* [Page text]:
## begin

John Smilie (1741December 30, 1812) was an Irish-American politician from Newtownards, County Down, Ireland. He served in both houses of the state legislature and represented Pennsylvania in the U.S. House from 1793 until 1795 and from 1799 to 1812.

Biography 
Smilie was born in Ireland and immigrated on May 24, 1762, settling first in Lancaster County. He moved to Fayette in 1780. 
He was a prominent Jeffersonian and was identified with the "'Quid" branch of the party. In 1806–07, during the debates over the abolition of the slave trade, Smilie was among the most outspoken against the evils of the slave trade.  He argued that slaves illegally imported after 1808 should be freed, and that slave smugglers deserved the death penalty.  Neither provision was adopted.

Congress 
He was elected to the Thirteenth Congress in 1812 but died before it opened.

In 1791, Smilie was elected a member of the American Philosophical Society.

Death 
He died in Washington, D.C., aged 71, and is buried in the Congressional Cemetery there.

See also
List of United States Congress members who died in office (1790–1899)

## end

* [Exercise tasks]:
A) According to the John Smilie biography, in what year did he move to Fayette?
B) Output the rows from the line with "Patent image size: (777, 313)." to the line with "The intake suction device 232 is" as a numbered list, leaving out blank lines.

* [Data entries]:

## begin

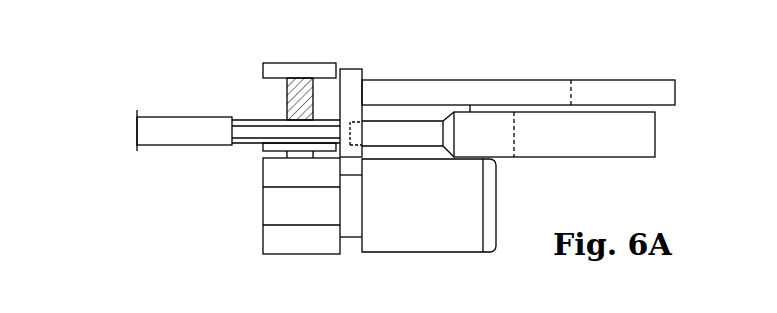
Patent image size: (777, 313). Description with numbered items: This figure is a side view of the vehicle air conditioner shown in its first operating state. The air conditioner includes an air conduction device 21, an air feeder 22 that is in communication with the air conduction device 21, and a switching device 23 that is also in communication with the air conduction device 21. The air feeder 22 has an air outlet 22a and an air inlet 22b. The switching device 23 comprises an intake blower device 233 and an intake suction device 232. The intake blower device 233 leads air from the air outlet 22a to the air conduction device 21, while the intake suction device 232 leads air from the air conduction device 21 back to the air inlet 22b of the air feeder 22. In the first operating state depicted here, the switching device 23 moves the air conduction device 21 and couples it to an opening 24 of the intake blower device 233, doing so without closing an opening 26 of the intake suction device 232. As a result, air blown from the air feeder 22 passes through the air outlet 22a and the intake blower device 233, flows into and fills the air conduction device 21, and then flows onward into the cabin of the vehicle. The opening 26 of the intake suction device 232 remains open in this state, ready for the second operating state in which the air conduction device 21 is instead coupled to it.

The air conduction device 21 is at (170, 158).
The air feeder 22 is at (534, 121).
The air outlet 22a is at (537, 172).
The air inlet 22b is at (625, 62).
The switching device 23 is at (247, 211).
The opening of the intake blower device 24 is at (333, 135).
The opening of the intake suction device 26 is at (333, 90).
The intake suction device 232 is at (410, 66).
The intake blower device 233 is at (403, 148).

## end
## begin

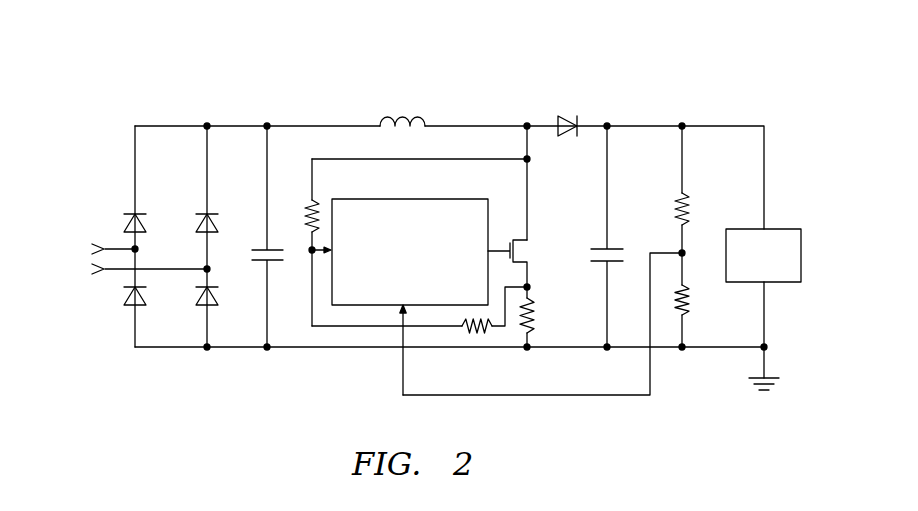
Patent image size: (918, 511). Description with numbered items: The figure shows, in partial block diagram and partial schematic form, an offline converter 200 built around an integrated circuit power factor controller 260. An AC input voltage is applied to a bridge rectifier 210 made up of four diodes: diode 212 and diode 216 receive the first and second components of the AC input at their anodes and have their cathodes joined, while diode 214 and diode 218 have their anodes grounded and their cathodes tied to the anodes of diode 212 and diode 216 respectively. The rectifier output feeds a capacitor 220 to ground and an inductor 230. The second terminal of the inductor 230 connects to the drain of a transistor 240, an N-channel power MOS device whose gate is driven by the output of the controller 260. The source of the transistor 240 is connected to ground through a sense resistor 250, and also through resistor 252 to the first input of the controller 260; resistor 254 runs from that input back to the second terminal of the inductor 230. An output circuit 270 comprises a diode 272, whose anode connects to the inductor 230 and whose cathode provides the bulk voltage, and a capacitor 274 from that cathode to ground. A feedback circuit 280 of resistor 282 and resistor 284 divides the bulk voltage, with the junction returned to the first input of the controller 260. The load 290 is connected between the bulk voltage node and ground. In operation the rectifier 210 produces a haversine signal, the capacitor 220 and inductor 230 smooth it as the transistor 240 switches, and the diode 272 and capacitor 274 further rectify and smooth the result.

## end

* [Task results]:
A) 1780

B)
1. Patent image size: (777, 313). Description with numbered items: This figure is a side view of the vehicle air conditioner shown in its first operating state. The air conditioner includes an air conduction device 21, an air feeder 22 that is in communication with the air conduction device 21, and a switching device 23 that is also in communication with the air conduction device 21. The air feeder 22 has an air outlet 22a and an air inlet 22b. The switching device 23 comprises an intake blower device 233 and an intake suction device 232. The intake blower device 233 leads air from the air outlet 22a to the air conduction device 21, while the intake suction device 232 leads air from the air conduction device 21 back to the air inlet 22b of the air feeder 22. In the first operating state depicted here, the switching device 23 moves the air conduction device 21 and couples it to an opening 24 of the intake blower device 233, doing so without closing an opening 26 of the intake suction device 232. As a result, air blown from the air feeder 22 passes through the air outlet 22a and the intake blower device 233, flows into and fills the air conduction device 21, and then flows onward into the cabin of the vehicle. The opening 26 of the intake suction device 232 remains open in this state, ready for the second operating state in which the air conduction device 21 is instead coupled to it.
2. The air conduction device 21 is at (170, 158).
3. The air feeder 22 is at (534, 121).
4. The air outlet 22a is at (537, 172).
5. The air inlet 22b is at (625, 62).
6. The switching device 23 is at (247, 211).
7. The opening of the intake blower device 24 is at (333, 135).
8. The opening of the intake suction device 26 is at (333, 90).
9. The intake suction device 232 is at (410, 66).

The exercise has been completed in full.